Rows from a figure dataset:
···
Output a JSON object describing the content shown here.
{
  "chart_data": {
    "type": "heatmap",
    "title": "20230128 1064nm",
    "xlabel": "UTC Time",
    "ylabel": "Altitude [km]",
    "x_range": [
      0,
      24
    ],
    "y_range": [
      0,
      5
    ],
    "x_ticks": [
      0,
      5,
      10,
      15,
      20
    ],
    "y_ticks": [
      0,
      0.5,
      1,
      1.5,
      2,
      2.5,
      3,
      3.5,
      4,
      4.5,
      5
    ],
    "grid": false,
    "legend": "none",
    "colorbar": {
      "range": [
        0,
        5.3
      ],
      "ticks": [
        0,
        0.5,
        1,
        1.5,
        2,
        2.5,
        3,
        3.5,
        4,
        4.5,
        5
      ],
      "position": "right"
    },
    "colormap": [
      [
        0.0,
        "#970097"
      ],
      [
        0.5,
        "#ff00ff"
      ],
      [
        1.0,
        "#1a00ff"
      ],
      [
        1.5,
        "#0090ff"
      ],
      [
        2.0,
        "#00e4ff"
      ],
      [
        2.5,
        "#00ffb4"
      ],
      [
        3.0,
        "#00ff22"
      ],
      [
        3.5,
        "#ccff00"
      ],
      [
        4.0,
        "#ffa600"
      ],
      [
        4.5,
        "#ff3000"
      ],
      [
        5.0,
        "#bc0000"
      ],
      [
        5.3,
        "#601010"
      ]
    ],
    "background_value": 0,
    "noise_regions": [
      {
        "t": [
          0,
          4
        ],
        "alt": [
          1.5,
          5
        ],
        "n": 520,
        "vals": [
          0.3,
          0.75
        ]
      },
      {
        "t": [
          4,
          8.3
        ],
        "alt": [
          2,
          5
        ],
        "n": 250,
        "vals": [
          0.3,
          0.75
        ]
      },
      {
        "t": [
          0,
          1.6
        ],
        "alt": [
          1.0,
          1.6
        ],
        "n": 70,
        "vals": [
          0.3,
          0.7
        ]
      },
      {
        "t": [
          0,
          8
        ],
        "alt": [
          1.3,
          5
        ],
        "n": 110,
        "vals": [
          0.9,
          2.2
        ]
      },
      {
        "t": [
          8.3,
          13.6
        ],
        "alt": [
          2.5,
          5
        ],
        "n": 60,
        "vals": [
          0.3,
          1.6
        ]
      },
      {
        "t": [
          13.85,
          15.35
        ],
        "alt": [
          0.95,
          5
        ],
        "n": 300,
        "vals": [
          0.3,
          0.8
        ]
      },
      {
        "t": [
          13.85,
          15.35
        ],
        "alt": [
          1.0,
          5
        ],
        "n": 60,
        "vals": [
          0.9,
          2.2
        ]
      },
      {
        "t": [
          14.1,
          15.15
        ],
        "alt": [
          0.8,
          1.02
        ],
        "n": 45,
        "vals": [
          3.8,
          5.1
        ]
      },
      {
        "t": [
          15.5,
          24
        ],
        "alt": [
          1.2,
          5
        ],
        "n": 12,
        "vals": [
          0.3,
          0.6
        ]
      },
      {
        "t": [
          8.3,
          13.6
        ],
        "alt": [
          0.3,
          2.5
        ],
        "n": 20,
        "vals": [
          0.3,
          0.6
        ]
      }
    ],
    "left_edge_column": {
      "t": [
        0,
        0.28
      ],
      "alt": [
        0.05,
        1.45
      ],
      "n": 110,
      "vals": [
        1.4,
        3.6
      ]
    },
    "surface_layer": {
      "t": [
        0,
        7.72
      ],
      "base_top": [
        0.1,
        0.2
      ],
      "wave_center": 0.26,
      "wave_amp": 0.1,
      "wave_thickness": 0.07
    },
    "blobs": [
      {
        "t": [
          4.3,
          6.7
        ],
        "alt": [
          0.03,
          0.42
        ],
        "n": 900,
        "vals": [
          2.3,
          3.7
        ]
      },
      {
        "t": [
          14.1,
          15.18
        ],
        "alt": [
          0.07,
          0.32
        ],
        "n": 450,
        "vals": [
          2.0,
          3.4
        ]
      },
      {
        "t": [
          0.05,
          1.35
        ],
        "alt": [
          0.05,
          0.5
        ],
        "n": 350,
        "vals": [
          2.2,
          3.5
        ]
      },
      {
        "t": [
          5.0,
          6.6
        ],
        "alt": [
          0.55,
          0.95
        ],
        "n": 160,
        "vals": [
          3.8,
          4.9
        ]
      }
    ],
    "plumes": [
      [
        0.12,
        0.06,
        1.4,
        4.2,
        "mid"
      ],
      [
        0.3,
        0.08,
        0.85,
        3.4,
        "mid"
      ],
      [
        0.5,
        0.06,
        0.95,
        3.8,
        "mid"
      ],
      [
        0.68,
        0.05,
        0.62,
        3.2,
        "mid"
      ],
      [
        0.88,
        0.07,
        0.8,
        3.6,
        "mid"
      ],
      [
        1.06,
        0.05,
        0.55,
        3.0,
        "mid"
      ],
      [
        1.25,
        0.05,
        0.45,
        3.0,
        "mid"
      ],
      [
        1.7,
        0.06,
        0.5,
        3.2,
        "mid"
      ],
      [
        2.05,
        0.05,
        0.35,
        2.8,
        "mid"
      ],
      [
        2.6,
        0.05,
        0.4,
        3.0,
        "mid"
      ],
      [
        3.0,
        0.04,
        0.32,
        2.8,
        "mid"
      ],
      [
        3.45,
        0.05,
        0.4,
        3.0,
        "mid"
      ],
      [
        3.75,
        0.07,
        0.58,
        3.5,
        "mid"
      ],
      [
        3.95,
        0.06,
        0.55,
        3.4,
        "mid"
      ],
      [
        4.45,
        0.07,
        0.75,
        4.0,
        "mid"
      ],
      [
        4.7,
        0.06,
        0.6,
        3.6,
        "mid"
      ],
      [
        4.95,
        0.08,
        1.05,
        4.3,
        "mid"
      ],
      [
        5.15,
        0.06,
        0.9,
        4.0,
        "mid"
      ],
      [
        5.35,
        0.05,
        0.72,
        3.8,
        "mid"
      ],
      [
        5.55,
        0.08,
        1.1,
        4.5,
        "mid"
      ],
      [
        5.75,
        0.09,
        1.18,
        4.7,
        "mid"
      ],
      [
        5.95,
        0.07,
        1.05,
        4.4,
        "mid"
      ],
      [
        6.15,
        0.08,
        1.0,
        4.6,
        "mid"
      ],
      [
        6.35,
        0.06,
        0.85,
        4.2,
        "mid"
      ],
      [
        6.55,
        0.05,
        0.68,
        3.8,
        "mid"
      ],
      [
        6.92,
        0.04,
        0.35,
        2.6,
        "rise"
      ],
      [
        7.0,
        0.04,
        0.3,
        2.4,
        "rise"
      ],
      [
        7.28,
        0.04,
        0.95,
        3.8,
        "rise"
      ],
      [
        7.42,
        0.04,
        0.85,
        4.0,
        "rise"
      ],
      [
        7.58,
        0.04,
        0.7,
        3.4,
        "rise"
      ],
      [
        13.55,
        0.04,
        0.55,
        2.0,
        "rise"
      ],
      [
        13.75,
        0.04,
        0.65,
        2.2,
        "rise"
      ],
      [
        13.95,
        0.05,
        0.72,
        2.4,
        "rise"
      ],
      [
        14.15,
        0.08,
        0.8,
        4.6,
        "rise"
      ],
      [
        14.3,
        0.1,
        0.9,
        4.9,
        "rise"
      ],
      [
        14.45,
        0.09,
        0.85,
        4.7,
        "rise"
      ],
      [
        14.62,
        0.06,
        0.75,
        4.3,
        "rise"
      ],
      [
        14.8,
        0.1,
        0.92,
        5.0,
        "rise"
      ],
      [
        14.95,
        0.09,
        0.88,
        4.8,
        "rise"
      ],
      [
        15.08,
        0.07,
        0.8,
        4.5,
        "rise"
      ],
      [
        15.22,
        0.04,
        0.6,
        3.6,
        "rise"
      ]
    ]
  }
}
···
Given problem:
Reproduce the material above, every line of it, exactly.

Task solution:
Output a JSON object describing the content shown here.
{
  "chart_data": {
    "type": "heatmap",
    "title": "20230128 1064nm",
    "xlabel": "UTC Time",
    "ylabel": "Altitude [km]",
    "x_range": [
      0,
      24
    ],
    "y_range": [
      0,
      5
    ],
    "x_ticks": [
      0,
      5,
      10,
      15,
      20
    ],
    "y_ticks": [
      0,
      0.5,
      1,
      1.5,
      2,
      2.5,
      3,
      3.5,
      4,
      4.5,
      5
    ],
    "grid": false,
    "legend": "none",
    "colorbar": {
      "range": [
        0,
        5.3
      ],
      "ticks": [
        0,
        0.5,
        1,
        1.5,
        2,
        2.5,
        3,
        3.5,
        4,
        4.5,
        5
      ],
      "position": "right"
    },
    "colormap": [
      [
        0.0,
        "#970097"
      ],
      [
        0.5,
        "#ff00ff"
      ],
      [
        1.0,
        "#1a00ff"
      ],
      [
        1.5,
        "#0090ff"
      ],
      [
        2.0,
        "#00e4ff"
      ],
      [
        2.5,
        "#00ffb4"
      ],
      [
        3.0,
        "#00ff22"
      ],
      [
        3.5,
        "#ccff00"
      ],
      [
        4.0,
        "#ffa600"
      ],
      [
        4.5,
        "#ff3000"
      ],
      [
        5.0,
        "#bc0000"
      ],
      [
        5.3,
        "#601010"
      ]
    ],
    "background_value": 0,
    "noise_regions": [
      {
        "t": [
          0,
          4
        ],
        "alt": [
          1.5,
          5
        ],
        "n": 520,
        "vals": [
          0.3,
          0.75
        ]
      },
      {
        "t": [
          4,
          8.3
        ],
        "alt": [
          2,
          5
        ],
        "n": 250,
        "vals": [
          0.3,
          0.75
        ]
      },
      {
        "t": [
          0,
          1.6
        ],
        "alt": [
          1.0,
          1.6
        ],
        "n": 70,
        "vals": [
          0.3,
          0.7
        ]
      },
      {
        "t": [
          0,
          8
        ],
        "alt": [
          1.3,
          5
        ],
        "n": 110,
        "vals": [
          0.9,
          2.2
        ]
      },
      {
        "t": [
          8.3,
          13.6
        ],
        "alt": [
          2.5,
          5
        ],
        "n": 60,
        "vals": [
          0.3,
          1.6
        ]
      },
      {
        "t": [
          13.85,
          15.35
        ],
        "alt": [
          0.95,
          5
        ],
        "n": 300,
        "vals": [
          0.3,
          0.8
        ]
      },
      {
        "t": [
          13.85,
          15.35
        ],
        "alt": [
          1.0,
          5
        ],
        "n": 60,
        "vals": [
          0.9,
          2.2
        ]
      },
      {
        "t": [
          14.1,
          15.15
        ],
        "alt": [
          0.8,
          1.02
        ],
        "n": 45,
        "vals": [
          3.8,
          5.1
        ]
      },
      {
        "t": [
          15.5,
          24
        ],
        "alt": [
          1.2,
          5
        ],
        "n": 12,
        "vals": [
          0.3,
          0.6
        ]
      },
      {
        "t": [
          8.3,
          13.6
        ],
        "alt": [
          0.3,
          2.5
        ],
        "n": 20,
        "vals": [
          0.3,
          0.6
        ]
      }
    ],
    "left_edge_column": {
      "t": [
        0,
        0.28
      ],
      "alt": [
        0.05,
        1.45
      ],
      "n": 110,
      "vals": [
        1.4,
        3.6
      ]
    },
    "surface_layer": {
      "t": [
        0,
        7.72
      ],
      "base_top": [
        0.1,
        0.2
      ],
      "wave_center": 0.26,
      "wave_amp": 0.1,
      "wave_thickness": 0.07
    },
    "blobs": [
      {
        "t": [
          4.3,
          6.7
        ],
        "alt": [
          0.03,
          0.42
        ],
        "n": 900,
        "vals": [
          2.3,
          3.7
        ]
      },
      {
        "t": [
          14.1,
          15.18
        ],
        "alt": [
          0.07,
          0.32
        ],
        "n": 450,
        "vals": [
          2.0,
          3.4
        ]
      },
      {
        "t": [
          0.05,
          1.35
        ],
        "alt": [
          0.05,
          0.5
        ],
        "n": 350,
        "vals": [
          2.2,
          3.5
        ]
      },
      {
        "t": [
          5.0,
          6.6
        ],
        "alt": [
          0.55,
          0.95
        ],
        "n": 160,
        "vals": [
          3.8,
          4.9
        ]
      }
    ],
    "plumes": [
      [
        0.12,
        0.06,
        1.4,
        4.2,
        "mid"
      ],
      [
        0.3,
        0.08,
        0.85,
        3.4,
        "mid"
      ],
      [
        0.5,
        0.06,
        0.95,
        3.8,
        "mid"
      ],
      [
        0.68,
        0.05,
        0.62,
        3.2,
        "mid"
      ],
      [
        0.88,
        0.07,
        0.8,
        3.6,
        "mid"
      ],
      [
        1.06,
        0.05,
        0.55,
        3.0,
        "mid"
      ],
      [
        1.25,
        0.05,
        0.45,
        3.0,
        "mid"
      ],
      [
        1.7,
        0.06,
        0.5,
        3.2,
        "mid"
      ],
      [
        2.05,
        0.05,
        0.35,
        2.8,
        "mid"
      ],
      [
        2.6,
        0.05,
        0.4,
        3.0,
        "mid"
      ],
      [
        3.0,
        0.04,
        0.32,
        2.8,
        "mid"
      ],
      [
        3.45,
        0.05,
        0.4,
        3.0,
        "mid"
      ],
      [
        3.75,
        0.07,
        0.58,
        3.5,
        "mid"
      ],
      [
        3.95,
        0.06,
        0.55,
        3.4,
        "mid"
      ],
      [
        4.45,
        0.07,
        0.75,
        4.0,
        "mid"
      ],
      [
        4.7,
        0.06,
        0.6,
        3.6,
        "mid"
      ],
      [
        4.95,
        0.08,
        1.05,
        4.3,
        "mid"
      ],
      [
        5.15,
        0.06,
        0.9,
        4.0,
        "mid"
      ],
      [
        5.35,
        0.05,
        0.72,
        3.8,
        "mid"
      ],
      [
        5.55,
        0.08,
        1.1,
        4.5,
        "mid"
      ],
      [
        5.75,
        0.09,
        1.18,
        4.7,
        "mid"
      ],
      [
        5.95,
        0.07,
        1.05,
        4.4,
        "mid"
      ],
      [
        6.15,
        0.08,
        1.0,
        4.6,
        "mid"
      ],
      [
        6.35,
        0.06,
        0.85,
        4.2,
        "mid"
      ],
      [
        6.55,
        0.05,
        0.68,
        3.8,
        "mid"
      ],
      [
        6.92,
        0.04,
        0.35,
        2.6,
        "rise"
      ],
      [
        7.0,
        0.04,
        0.3,
        2.4,
        "rise"
      ],
      [
        7.28,
        0.04,
        0.95,
        3.8,
        "rise"
      ],
      [
        7.42,
        0.04,
        0.85,
        4.0,
        "rise"
      ],
      [
        7.58,
        0.04,
        0.7,
        3.4,
        "rise"
      ],
      [
        13.55,
        0.04,
        0.55,
        2.0,
        "rise"
      ],
      [
        13.75,
        0.04,
        0.65,
        2.2,
        "rise"
      ],
      [
        13.95,
        0.05,
        0.72,
        2.4,
        "rise"
      ],
      [
        14.15,
        0.08,
        0.8,
        4.6,
        "rise"
      ],
      [
        14.3,
        0.1,
        0.9,
        4.9,
        "rise"
      ],
      [
        14.45,
        0.09,
        0.85,
        4.7,
        "rise"
      ],
      [
        14.62,
        0.06,
        0.75,
        4.3,
        "rise"
      ],
      [
        14.8,
        0.1,
        0.92,
        5.0,
        "rise"
      ],
      [
        14.95,
        0.09,
        0.88,
        4.8,
        "rise"
      ],
      [
        15.08,
        0.07,
        0.8,
        4.5,
        "rise"
      ],
      [
        15.22,
        0.04,
        0.6,
        3.6,
        "rise"
      ]
    ]
  }
}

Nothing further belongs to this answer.